*PROVIDED RECORDS*.

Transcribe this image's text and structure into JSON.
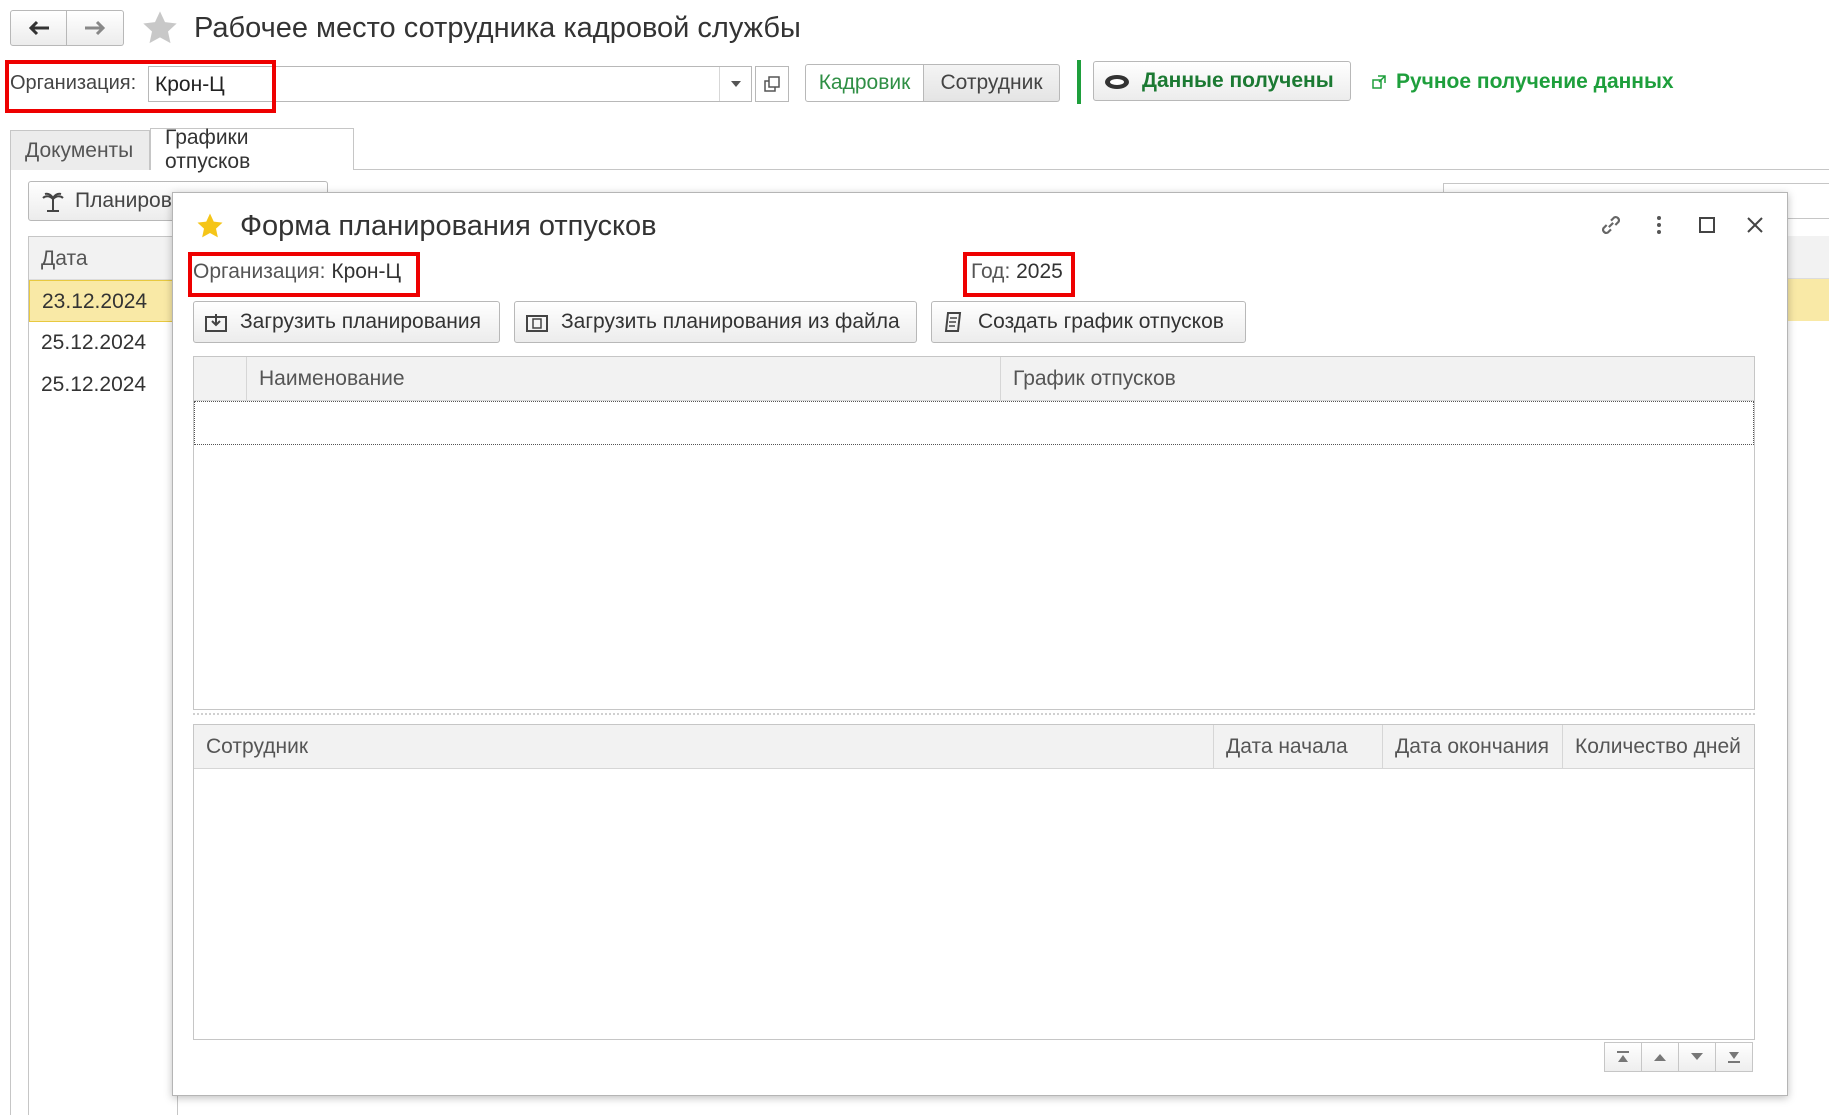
{
  "window": {
    "title": "Рабочее место сотрудника кадровой службы",
    "nav_back": "back-arrow-icon",
    "nav_forward": "forward-arrow-icon",
    "favorite_icon": "star-icon"
  },
  "org_field": {
    "label": "Организация:",
    "value": "Крон-Ц"
  },
  "mode_toggle": {
    "hr": "Кадровик",
    "employee": "Сотрудник"
  },
  "data_button": {
    "label": "Данные получены"
  },
  "manual_link": {
    "label": "Ручное получение данных"
  },
  "tabs": [
    {
      "label": "Документы",
      "active": false
    },
    {
      "label": "Графики отпусков",
      "active": true
    }
  ],
  "background": {
    "plan_button": "Планирова",
    "table": {
      "header": "Дата",
      "rows": [
        "23.12.2024",
        "25.12.2024",
        "25.12.2024"
      ]
    }
  },
  "modal": {
    "title": "Форма планирования отпусков",
    "org_label": "Организация:",
    "org_value": "Крон-Ц",
    "year_label": "Год:",
    "year_value": "2025",
    "buttons": [
      {
        "label": "Загрузить планирования"
      },
      {
        "label": "Загрузить планирования из файла"
      },
      {
        "label": "Создать график отпусков"
      }
    ],
    "top_grid": {
      "columns": [
        "Наименование",
        "График отпусков"
      ]
    },
    "bottom_grid": {
      "columns": [
        "Сотрудник",
        "Дата начала",
        "Дата окончания",
        "Количество дней"
      ]
    }
  },
  "colors": {
    "accent_green": "#1e9f3c",
    "highlight_red": "#ee0000",
    "selection_yellow": "#f9e9a6"
  }
}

*EXERCISE OBJECTIVE*. Gather all lines from the records above in which "arrow" appears.

*SOLUTION*.
    "nav_back": "back-arrow-icon",
    "nav_forward": "forward-arrow-icon",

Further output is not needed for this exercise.